WRITTEN EXERCISE
All lines in which the word "Lochmuster" occurs are to be extracted.

# Start of RECORDS FOR THE TASK

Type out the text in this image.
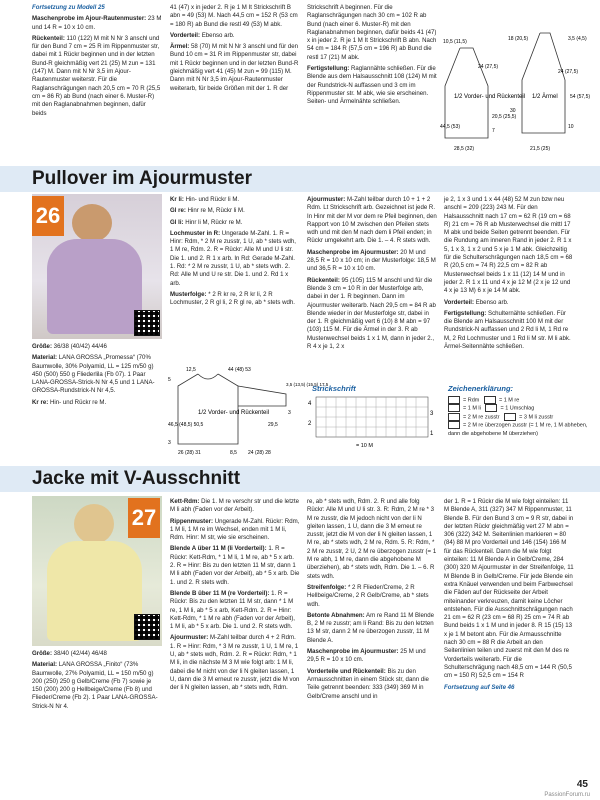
Fortsetzung zu Modell 25

Maschenprobe im Ajour-Rautenmuster: 23 M und 14 R = 10 x 10 cm.

Rückenteil: 110 (122) M mit N Nr 3 anschl und für den Bund 7 cm = 25 R im Rippenmuster str, dabei mit 1 Rückr beginnen und in der letzten Bund-R gleichmäßig vert 21 (25) M zun = 131 (147) M. Dann mit N Nr 3,5 im Ajour-Rautenmuster weiterstr. Für die Raglanschrägungen nach 20,5 cm = 70 R (25,5 cm = 86 R) ab Bund (nach einer 6. Muster-R) mit den Raglanabnahmen beginnen, dafür beids

41 (47) x in jeder 2. R je 1 M It Strickschrift B abn = 49 (53) M. Nach 44,5 cm = 152 R (53 cm = 180 R) ab Bund die restl 49 (53) M abk.

Vorderteil: Ebenso arb.

Ärmel: 58 (70) M mit N Nr 3 anschl und für den Bund 10 cm = 31 R im Rippenmuster str, dabei mit 1 Rückr beginnen und in der letzten Bund-R gleichmäßig vert 41 (45) M zun = 99 (115) M. Dann mit N Nr 3,5 im Ajour-Rautenmuster weiterarb, für beide Größen mit der 1. R der

Strickschrift A beginnen. Für die Raglanschrägungen nach 30 cm = 102 R ab Bund (nach einer 6. Muster-R) mit den Raglanabnahmen beginnen, dafür beids 41 (47) x in jeder 2. R je 1 M It Strickschrift B abn. Nach 54 cm = 184 R (57,5 cm = 196 R) ab Bund die restl 17 (21) M abk.

Fertigstellung: Raglannähte schließen. Für die Blende aus dem Halsausschnitt 108 (124) M mit der Rundstrick-N auffassen und 3 cm im Rippenmuster str. M abk, wie sie erscheinen. Seiten- und Ärmelnähte schließen.

1/2 Vorder- und Rückenteil 1/2 Ärmel
10,5 (11,5)
24 (27,5)
44,5 (53)
20,5 (25,5)
7
28,5 (32)
18 (20,5)	3,5 (4,5)
24 (27,5)
54 (57,5)
30
10
21,5 (25)
Pullover im Ajourmuster
26

Größe: 36/38 (40/42) 44/46

Material: LANA GROSSA „Promessa“ (70% Baumwolle, 30% Polyamid, LL = 125 m/50 g) 450 (500) 550 g Fliederlila (Fb 07). 1 Paar LANA-GROSSA-Strick-N Nr 4,5 und 1 LANA-GROSSA-Rundstrick-N Nr 4,5.

Kr re: Hin- und Rückr re M.

Kr li: Hin- und Rückr li M.

Gl re: Hinr re M, Rückr li M.

Gl li: Hinr li M, Rückr re M.

Lochmuster in R: Ungerade M-Zahl. 1. R = Hinr: Rdm, * 2 M re zusstr, 1 U, ab * stets wdh, 1 M re, Rdm. 2. R = Rückr: Alle M und U li str. Die 1. und 2. R 1 x arb. In Rd: Gerade M-Zahl. 1. Rd: * 2 M re zusstr, 1 U, ab * stets wdh. 2. Rd: Alle M und U re str. Die 1. und 2. Rd 1 x arb.

Musterfolge: * 2 R kr re, 2 R kr li, 2 R Lochmuster, 2 R gl li, 2 R gl re, ab * stets wdh.

1/2 Vorder- und Rückenteil
12,5	44 (48) 53
5
46,5 (48,5) 50,5	29,5
3
26 (28) 31	8,5 24 (28) 28
3,5 (13,5) (15,5) 17,5
3

Ajourmuster: M-Zahl teilbar durch 10 + 1 + 2 Rdm. Lt Strickschrift arb. Gezeichnet ist jede R. In Hinr mit der M vor dem re Pfeil beginnen, den Rapport von 10 M zwischen den Pfeilen stets wdh und mit den M nach dem li Pfeil enden; in Rückr umgekehrt arb. Die 1. – 4. R stets wdh.

Maschenprobe im Ajourmuster: 20 M und 28,5 R = 10 x 10 cm; in der Musterfolge: 18,5 M und 36,5 R = 10 x 10 cm.

Rückenteil: 95 (105) 115 M anschl und für die Blende 3 cm = 10 R in der Musterfolge arb, dabei in der 1. R beginnen. Dann im Ajourmuster weiterarb. Nach 29,5 cm = 84 R ab Blende wieder in der Musterfolge str, dabei in der 1. R gleichmäßig vert 6 (10) 8 M abn = 97 (103) 115 M. Für die Ärmel in der 3. R ab Mustenwechsel beids 1 x 1 M, dann in jeder 2., R 4 x je 1, 2 x

je 2, 1 x 3 und 1 x 44 (48) 52 M zun bzw neu anschl = 209 (223) 243 M. Für den Halsausschnitt nach 17 cm = 62 R (19 cm = 68 R) 21 cm = 76 R ab Musterwechsel die mittl 17 M abk und beide Seiten getrennt beenden. Für die Rundung am inneren Rand in jeder 2. R 1 x 5, 1 x 3, 1 x 2 und 5 x je 1 M abk. Gleichzeitig für die Schulterschrägungen nach 18,5 cm = 68 R (20,5 cm = 74 R) 22,5 cm = 82 R ab Musterwechsel beids 1 x 11 (12) 14 M und in jeder 2. R 1 x 11 und 4 x je 12 M (2 x je 12 und 4 x je 13 M) 6 x je 14 M abk.

Vorderteil: Ebenso arb.

Fertigstellung: Schulternähte schließen. Für die Blende am Halsausschnitt 100 M mit der Rundstrick-N auffassen und 2 Rd li M, 1 Rd re M, 2 Rd Lochmuster und 1 Rd li M str. M li abk. Ärmel-Seitennähte schließen.

Strickschrift
4
3
2
1
= 10 M
Zeichenerklärung:
= Rdm	= 1 M re
= 1 M li	= 1 Umschlag
= 2 M re zusstr	= 3 M li zusstr
= 2 M re überzogen zusstr (= 1 M re, 1 M abheben, dann die abgehobene M überziehen)
Jacke mit V-Ausschnitt
27

Größe: 38/40 (42/44) 46/48

Material: LANA GROSSA „Finito“ (73% Baumwolle, 27% Polyamid, LL = 150 m/50 g) 200 (250) 250 g Gelb/Creme (Fb 7) sowie je 150 (200) 200 g Hellbeige/Creme (Fb 8) und Flieder/Creme (Fb 2). 1 Paar LANA-GROSSA-Strick-N Nr 4.

Kett-Rdm: Die 1. M re verschr str und die letzte M li abh (Faden vor der Arbeit).

Rippenmuster: Ungerade M-Zahl. Rückr: Rdm, 1 M li, 1 M re im Wechsel, enden mit 1 M li, Rdm. Hinr: M str, wie sie erscheinen.

Blende A über 11 M (li Vorderteil): 1. R = Rückr: Kett-Rdm, * 1 M li, 1 M re, ab * 5 x arb. 2. R = Hinr: Bis zu den letzten 11 M str, dann 1 M li abh (Faden vor der Arbeit), ab * 5 x arb. Die 1. und 2. R stets wdh.

Blende B über 11 M (re Vorderteil): 1. R = Rückr: Bis zu den letzten 11 M str, dann * 1 M re, 1 M li, ab * 5 x arb, Kett-Rdm. 2. R = Hinr: Kett-Rdm, * 1 M re abh (Faden vor der Arbeit), 1 M li, ab * 5 x arb. Die 1. und 2. R stets wdh.

Ajourmuster: M-Zahl teilbar durch 4 + 2 Rdm. 1. R = Hinr: Rdm, * 3 M re zusstr, 1 U, 1 M re, 1 U, ab * stets wdh, Rdm. 2. R = Rückr: Rdm, * 1 M li, in die nächste M 3 M wie folgt arb: 1 M li, dabei die M nicht von der li N gleiten lassen, 1 U, dann die 3 M erneut re zusstr, jetzt die M von der li N gleiten lassen, ab * stets wdh, Rdm.

re, ab * stets wdh, Rdm. 2. R und alle folg Rückr: Alle M und U li str. 3. R: Rdm, 2 M re * 3 M re zusstr, die M jedoch nicht von der li N gleiten lassen, 1 U, dann die 3 M erneut re zusstr, jetzt die M von der li N gleiten lassen, 1 M re, ab * stets wdh, 2 M re, Rdm. 5. R: Rdm, * 2 M re zusstr, 2 U, 2 M re überzogen zusstr (= 1 M re abh, 1 M re, dann die abgehobene M überziehen), ab * stets wdh, Rdm. Die 1. – 6. R stets wdh.

Streifenfolge: * 2 R Flieder/Creme, 2 R Hellbeige/Creme, 2 R Gelb/Creme, ab * stets wdh.

Betonte Abnahmen: Am re Rand 11 M Blende B, 2 M re zusstr; am li Rand: Bis zu den letzten 13 M str, dann 2 M re überzogen zusstr, 11 M Blende A.

Maschenprobe im Ajourmuster: 25 M und 29,5 R = 10 x 10 cm.

Vorderteile und Rückenteil: Bis zu den Armausschnitten in einem Stück str, dann die Teile getrennt beenden: 333 (349) 369 M in Gelb/Creme anschl und in

der 1. R = 1 Rückr die M wie folgt einteilen: 11 M Blende A, 311 (327) 347 M Rippenmuster, 11 Blende B. Für den Bund 3 cm = 9 R str, dabei in der letzten Rückr gleichmäßig vert 27 M abn = 306 (322) 342 M. Seitenlinien markieren = 80 (84) 88 M pro Vorderteil und 146 (154) 166 M für das Rückenteil. Dann die M wie folgt einteilen: 11 M Blende A in Gelb/Creme, 284 (300) 320 M Ajourmuster in der Streifenfolge, 11 M Blende B in Gelb/Creme. Für jede Blende ein extra Knäuel verwenden und beim Farbwechsel die Fäden auf der Rückseite der Arbeit miteinander verkreuzen, damit keine Löcher entstehen. Für die Ausschnittschrägungen nach 21 cm = 62 R (23 cm = 68 R) 25 cm = 74 R ab Bund beids 1 x 1 M und in jeder 8. R 15 (15) 13 x je 1 M betont abn. Für die Armausschnitte nach 30 cm = 88 R die Arbeit an den Seitenlinien teilen und zuerst mit den M des re Vorderteils weiterarb. Für die Schulterschrägung nach 48,5 cm = 144 R (50,5 cm = 150 R) 52,5 cm = 154 R

Fortsetzung auf Seite 46

45
PassionForum.ru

# End of RECORDS FOR THE TASK

RESULT BELOW
Lochmuster in R: Ungerade M-Zahl. 1. R = Hinr: Rdm, * 2 M re zusstr, 1 U, ab * stets wdh, 1 M re, Rdm. 2. R = Rückr: Alle M und U li str. Die 1. und 2. R 1 x arb. In Rd: Gerade M-Zahl. 1. Rd: * 2 M re zusstr, 1 U, ab * stets wdh. 2. Rd: Alle M und U re str. Die 1. und 2. Rd 1 x arb.
Musterfolge: * 2 R kr re, 2 R kr li, 2 R Lochmuster, 2 R gl li, 2 R gl re, ab * stets wdh.
Fertigstellung: Schulternähte schließen. Für die Blende am Halsausschnitt 100 M mit der Rundstrick-N auffassen und 2 Rd li M, 1 Rd re M, 2 Rd Lochmuster und 1 Rd li M str. M li abk. Ärmel-Seitennähte schließen.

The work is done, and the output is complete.